■ **SHORT TASK**: Reproduce the listing verbatim.

# DATA FOR THIS TASK start

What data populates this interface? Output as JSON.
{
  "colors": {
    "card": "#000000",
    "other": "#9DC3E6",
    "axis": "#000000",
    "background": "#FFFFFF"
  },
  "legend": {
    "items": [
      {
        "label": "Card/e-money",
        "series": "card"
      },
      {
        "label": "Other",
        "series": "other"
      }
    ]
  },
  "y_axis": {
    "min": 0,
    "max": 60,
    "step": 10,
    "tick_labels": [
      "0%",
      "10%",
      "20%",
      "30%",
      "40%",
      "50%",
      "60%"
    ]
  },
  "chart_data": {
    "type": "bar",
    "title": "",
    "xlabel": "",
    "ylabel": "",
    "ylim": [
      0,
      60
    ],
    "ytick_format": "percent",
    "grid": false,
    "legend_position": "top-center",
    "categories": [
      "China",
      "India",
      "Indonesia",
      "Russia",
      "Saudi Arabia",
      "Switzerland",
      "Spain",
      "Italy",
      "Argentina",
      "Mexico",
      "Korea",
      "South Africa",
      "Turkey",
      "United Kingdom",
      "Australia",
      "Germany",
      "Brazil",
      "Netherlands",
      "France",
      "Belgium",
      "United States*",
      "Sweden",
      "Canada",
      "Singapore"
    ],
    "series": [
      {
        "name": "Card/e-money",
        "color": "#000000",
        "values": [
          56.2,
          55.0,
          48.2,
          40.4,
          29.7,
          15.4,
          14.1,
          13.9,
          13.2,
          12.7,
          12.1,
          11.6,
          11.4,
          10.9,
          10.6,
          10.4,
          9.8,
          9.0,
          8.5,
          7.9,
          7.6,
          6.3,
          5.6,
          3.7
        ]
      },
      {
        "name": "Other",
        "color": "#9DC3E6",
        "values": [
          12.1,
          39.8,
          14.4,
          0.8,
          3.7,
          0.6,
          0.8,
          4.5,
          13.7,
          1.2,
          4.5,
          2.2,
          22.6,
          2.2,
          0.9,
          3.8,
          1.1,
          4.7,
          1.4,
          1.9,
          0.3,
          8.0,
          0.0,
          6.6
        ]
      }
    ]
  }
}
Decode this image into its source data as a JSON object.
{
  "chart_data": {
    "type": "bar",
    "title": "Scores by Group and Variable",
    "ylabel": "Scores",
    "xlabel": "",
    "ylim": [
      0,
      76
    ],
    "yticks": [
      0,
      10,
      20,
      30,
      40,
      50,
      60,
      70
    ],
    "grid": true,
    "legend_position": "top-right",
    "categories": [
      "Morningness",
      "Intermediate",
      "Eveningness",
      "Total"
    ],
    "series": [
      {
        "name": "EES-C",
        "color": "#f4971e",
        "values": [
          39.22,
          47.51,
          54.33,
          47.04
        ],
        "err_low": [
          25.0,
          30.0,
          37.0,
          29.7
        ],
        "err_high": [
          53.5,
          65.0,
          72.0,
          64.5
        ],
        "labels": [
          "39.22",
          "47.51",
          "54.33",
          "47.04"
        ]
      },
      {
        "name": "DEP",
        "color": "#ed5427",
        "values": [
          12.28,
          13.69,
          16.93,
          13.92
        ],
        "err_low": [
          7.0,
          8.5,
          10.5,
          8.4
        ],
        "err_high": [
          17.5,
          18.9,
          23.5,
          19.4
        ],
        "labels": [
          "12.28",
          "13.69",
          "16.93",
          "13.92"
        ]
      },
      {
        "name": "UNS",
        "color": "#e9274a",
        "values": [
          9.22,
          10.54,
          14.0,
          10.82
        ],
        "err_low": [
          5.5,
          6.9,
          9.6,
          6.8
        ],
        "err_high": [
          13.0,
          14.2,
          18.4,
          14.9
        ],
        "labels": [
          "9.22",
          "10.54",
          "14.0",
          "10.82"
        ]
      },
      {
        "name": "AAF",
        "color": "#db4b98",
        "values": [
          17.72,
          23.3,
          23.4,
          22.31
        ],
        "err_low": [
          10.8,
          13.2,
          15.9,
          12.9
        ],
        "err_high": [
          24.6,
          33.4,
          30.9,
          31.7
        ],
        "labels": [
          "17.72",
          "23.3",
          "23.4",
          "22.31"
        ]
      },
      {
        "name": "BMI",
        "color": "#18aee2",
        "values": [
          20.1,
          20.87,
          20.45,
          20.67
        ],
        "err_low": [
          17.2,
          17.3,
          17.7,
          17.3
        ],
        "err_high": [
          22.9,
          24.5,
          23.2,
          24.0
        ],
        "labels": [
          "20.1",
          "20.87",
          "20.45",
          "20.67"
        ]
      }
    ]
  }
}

# DATA FOR THIS TASK end

■ **ANSWER FOR THIS EXERCISE**:
What data populates this interface? Output as JSON.
{
  "colors": {
    "card": "#000000",
    "other": "#9DC3E6",
    "axis": "#000000",
    "background": "#FFFFFF"
  },
  "legend": {
    "items": [
      {
        "label": "Card/e-money",
        "series": "card"
      },
      {
        "label": "Other",
        "series": "other"
      }
    ]
  },
  "y_axis": {
    "min": 0,
    "max": 60,
    "step": 10,
    "tick_labels": [
      "0%",
      "10%",
      "20%",
      "30%",
      "40%",
      "50%",
      "60%"
    ]
  },
  "chart_data": {
    "type": "bar",
    "title": "",
    "xlabel": "",
    "ylabel": "",
    "ylim": [
      0,
      60
    ],
    "ytick_format": "percent",
    "grid": false,
    "legend_position": "top-center",
    "categories": [
      "China",
      "India",
      "Indonesia",
      "Russia",
      "Saudi Arabia",
      "Switzerland",
      "Spain",
      "Italy",
      "Argentina",
      "Mexico",
      "Korea",
      "South Africa",
      "Turkey",
      "United Kingdom",
      "Australia",
      "Germany",
      "Brazil",
      "Netherlands",
      "France",
      "Belgium",
      "United States*",
      "Sweden",
      "Canada",
      "Singapore"
    ],
    "series": [
      {
        "name": "Card/e-money",
        "color": "#000000",
        "values": [
          56.2,
          55.0,
          48.2,
          40.4,
          29.7,
          15.4,
          14.1,
          13.9,
          13.2,
          12.7,
          12.1,
          11.6,
          11.4,
          10.9,
          10.6,
          10.4,
          9.8,
          9.0,
          8.5,
          7.9,
          7.6,
          6.3,
          5.6,
          3.7
        ]
      },
      {
        "name": "Other",
        "color": "#9DC3E6",
        "values": [
          12.1,
          39.8,
          14.4,
          0.8,
          3.7,
          0.6,
          0.8,
          4.5,
          13.7,
          1.2,
          4.5,
          2.2,
          22.6,
          2.2,
          0.9,
          3.8,
          1.1,
          4.7,
          1.4,
          1.9,
          0.3,
          8.0,
          0.0,
          6.6
        ]
      }
    ]
  }
}
Decode this image into its source data as a JSON object.
{
  "chart_data": {
    "type": "bar",
    "title": "Scores by Group and Variable",
    "ylabel": "Scores",
    "xlabel": "",
    "ylim": [
      0,
      76
    ],
    "yticks": [
      0,
      10,
      20,
      30,
      40,
      50,
      60,
      70
    ],
    "grid": true,
    "legend_position": "top-right",
    "categories": [
      "Morningness",
      "Intermediate",
      "Eveningness",
      "Total"
    ],
    "series": [
      {
        "name": "EES-C",
        "color": "#f4971e",
        "values": [
          39.22,
          47.51,
          54.33,
          47.04
        ],
        "err_low": [
          25.0,
          30.0,
          37.0,
          29.7
        ],
        "err_high": [
          53.5,
          65.0,
          72.0,
          64.5
        ],
        "labels": [
          "39.22",
          "47.51",
          "54.33",
          "47.04"
        ]
      },
      {
        "name": "DEP",
        "color": "#ed5427",
        "values": [
          12.28,
          13.69,
          16.93,
          13.92
        ],
        "err_low": [
          7.0,
          8.5,
          10.5,
          8.4
        ],
        "err_high": [
          17.5,
          18.9,
          23.5,
          19.4
        ],
        "labels": [
          "12.28",
          "13.69",
          "16.93",
          "13.92"
        ]
      },
      {
        "name": "UNS",
        "color": "#e9274a",
        "values": [
          9.22,
          10.54,
          14.0,
          10.82
        ],
        "err_low": [
          5.5,
          6.9,
          9.6,
          6.8
        ],
        "err_high": [
          13.0,
          14.2,
          18.4,
          14.9
        ],
        "labels": [
          "9.22",
          "10.54",
          "14.0",
          "10.82"
        ]
      },
      {
        "name": "AAF",
        "color": "#db4b98",
        "values": [
          17.72,
          23.3,
          23.4,
          22.31
        ],
        "err_low": [
          10.8,
          13.2,
          15.9,
          12.9
        ],
        "err_high": [
          24.6,
          33.4,
          30.9,
          31.7
        ],
        "labels": [
          "17.72",
          "23.3",
          "23.4",
          "22.31"
        ]
      },
      {
        "name": "BMI",
        "color": "#18aee2",
        "values": [
          20.1,
          20.87,
          20.45,
          20.67
        ],
        "err_low": [
          17.2,
          17.3,
          17.7,
          17.3
        ],
        "err_high": [
          22.9,
          24.5,
          23.2,
          24.0
        ],
        "labels": [
          "20.1",
          "20.87",
          "20.45",
          "20.67"
        ]
      }
    ]
  }
}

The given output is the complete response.